**Instructions**
- 1) Answer these questions from the DC Super Hero Girls review.
(a) Who voices Diana?
(b) What does Doris steal from her parents?
(c) What does Karen develop after being bullied by Doris and Leslie?
- 2) From the DC Super Hero Girls review, return the passage between "Giganta Is The" and "with enlarging technology.", inclusive.

**Document extract**
■ ■ ■ ■ ■ ■ ■

Diana (Grey Griffin) finally brings the Girls out of their embarrassment and into the fight. Together they turn the tables on Livewire and deliver a shock to her system. While short and a bit heavy handed, the episode is a good look at cyberbullying and gossip, and the ever-moving line between the two. News articles are constantly reminding us that bullying starts as young as Kindergarten, so I’m glad DCSHG, who’s target demographic is smack dab in the middle of elementary school, decided to tackle to topic. I just hope the message got through Wonder Woman’s naive, fish-out-of-water speeches.
Giganta Is The Next Big Thing
While viewers got their first glimpse of Giganta (Grey Griffin) in “#Beeline,” it isn’t until “#SheMightBeGiant” that we learn anything about the villain. Doris, AKA Giganta, is a weightlifting bully who steals the strength serum her scientist parents developed to build extra-large muscles. She then uses those muscles to chase Bumblebee. In fact, its the bullying from Doris and Leslie (Livewire) that inspires Karen to develop a Bumblebee suit with enlarging technology.

■ ■ ■ ■ ■ ■ ■

**Excerpted data**
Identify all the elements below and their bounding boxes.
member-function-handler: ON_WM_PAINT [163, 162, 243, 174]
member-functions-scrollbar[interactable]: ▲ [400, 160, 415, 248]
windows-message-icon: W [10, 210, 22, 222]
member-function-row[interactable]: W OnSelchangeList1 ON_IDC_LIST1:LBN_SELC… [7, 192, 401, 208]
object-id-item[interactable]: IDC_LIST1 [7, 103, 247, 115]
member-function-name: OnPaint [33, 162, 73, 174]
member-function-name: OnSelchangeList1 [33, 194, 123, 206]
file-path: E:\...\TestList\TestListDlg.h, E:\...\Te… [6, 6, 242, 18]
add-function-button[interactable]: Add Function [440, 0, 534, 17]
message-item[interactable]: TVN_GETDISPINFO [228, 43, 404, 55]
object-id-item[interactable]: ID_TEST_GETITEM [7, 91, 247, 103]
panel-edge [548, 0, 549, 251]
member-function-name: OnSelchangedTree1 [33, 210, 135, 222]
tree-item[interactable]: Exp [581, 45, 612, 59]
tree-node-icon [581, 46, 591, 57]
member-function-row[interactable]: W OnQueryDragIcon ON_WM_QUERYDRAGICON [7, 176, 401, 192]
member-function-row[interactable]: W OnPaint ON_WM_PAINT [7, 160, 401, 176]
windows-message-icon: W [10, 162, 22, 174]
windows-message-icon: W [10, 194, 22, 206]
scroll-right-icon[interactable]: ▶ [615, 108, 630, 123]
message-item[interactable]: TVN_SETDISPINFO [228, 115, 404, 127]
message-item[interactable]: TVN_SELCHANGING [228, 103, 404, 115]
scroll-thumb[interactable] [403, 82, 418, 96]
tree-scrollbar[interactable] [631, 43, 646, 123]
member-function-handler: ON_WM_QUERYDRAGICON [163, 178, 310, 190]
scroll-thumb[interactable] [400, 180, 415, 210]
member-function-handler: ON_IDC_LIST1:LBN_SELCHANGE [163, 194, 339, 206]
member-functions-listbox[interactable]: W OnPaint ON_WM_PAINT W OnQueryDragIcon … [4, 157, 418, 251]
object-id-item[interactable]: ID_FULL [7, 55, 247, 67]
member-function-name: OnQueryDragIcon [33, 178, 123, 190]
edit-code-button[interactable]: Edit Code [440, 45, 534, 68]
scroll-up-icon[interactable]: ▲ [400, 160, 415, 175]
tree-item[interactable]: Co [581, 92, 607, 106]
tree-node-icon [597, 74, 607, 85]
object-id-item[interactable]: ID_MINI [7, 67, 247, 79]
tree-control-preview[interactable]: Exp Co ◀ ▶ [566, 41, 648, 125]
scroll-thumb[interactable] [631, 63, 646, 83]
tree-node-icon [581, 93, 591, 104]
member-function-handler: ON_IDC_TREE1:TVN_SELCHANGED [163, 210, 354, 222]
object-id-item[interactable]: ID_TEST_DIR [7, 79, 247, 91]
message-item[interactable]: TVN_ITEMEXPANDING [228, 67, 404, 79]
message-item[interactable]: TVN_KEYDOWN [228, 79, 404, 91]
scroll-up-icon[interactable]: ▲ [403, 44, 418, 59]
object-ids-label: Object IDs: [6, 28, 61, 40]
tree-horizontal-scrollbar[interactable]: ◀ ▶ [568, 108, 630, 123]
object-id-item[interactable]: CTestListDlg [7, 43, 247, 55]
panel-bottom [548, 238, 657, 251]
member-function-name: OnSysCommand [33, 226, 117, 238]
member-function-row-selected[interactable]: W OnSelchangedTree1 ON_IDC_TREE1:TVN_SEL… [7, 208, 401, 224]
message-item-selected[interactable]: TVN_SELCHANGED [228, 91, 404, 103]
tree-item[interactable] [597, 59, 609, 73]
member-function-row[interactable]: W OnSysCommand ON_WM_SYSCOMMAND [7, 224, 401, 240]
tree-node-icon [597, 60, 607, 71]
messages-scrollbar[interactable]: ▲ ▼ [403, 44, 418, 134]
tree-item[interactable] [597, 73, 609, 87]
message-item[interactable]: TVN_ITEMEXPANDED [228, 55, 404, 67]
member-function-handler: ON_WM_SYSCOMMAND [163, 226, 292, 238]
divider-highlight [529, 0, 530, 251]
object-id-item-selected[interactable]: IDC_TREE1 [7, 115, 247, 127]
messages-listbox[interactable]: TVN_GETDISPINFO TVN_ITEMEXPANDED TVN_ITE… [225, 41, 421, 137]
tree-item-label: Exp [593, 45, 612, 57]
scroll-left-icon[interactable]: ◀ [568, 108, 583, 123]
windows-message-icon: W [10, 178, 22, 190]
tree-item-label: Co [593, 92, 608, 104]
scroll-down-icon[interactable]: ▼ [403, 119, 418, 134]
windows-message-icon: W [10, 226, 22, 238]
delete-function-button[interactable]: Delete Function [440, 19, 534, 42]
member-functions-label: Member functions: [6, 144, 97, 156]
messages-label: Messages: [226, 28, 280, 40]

■ ■ ■ ■ ■ ■ ■

**Answer section**
- 1)
(a) Grey Griffin.
(b) The strength serum her scientist parents developed.
(c) A Bumblebee suit with enlarging technology.

- 2)
Giganta Is The Next Big Thing
While viewers got their first glimpse of Giganta (Grey Griffin) in “#Beeline,” it isn’t until “#SheMightBeGiant” that we learn anything about the villain. Doris, AKA Giganta, is a weightlifting bully who steals the strength serum her scientist parents developed to build extra-large muscles. She then uses those muscles to chase Bumblebee. In fact, its the bullying from Doris and Leslie (Livewire) that inspires Karen to develop a Bumblebee suit with enlarging technology.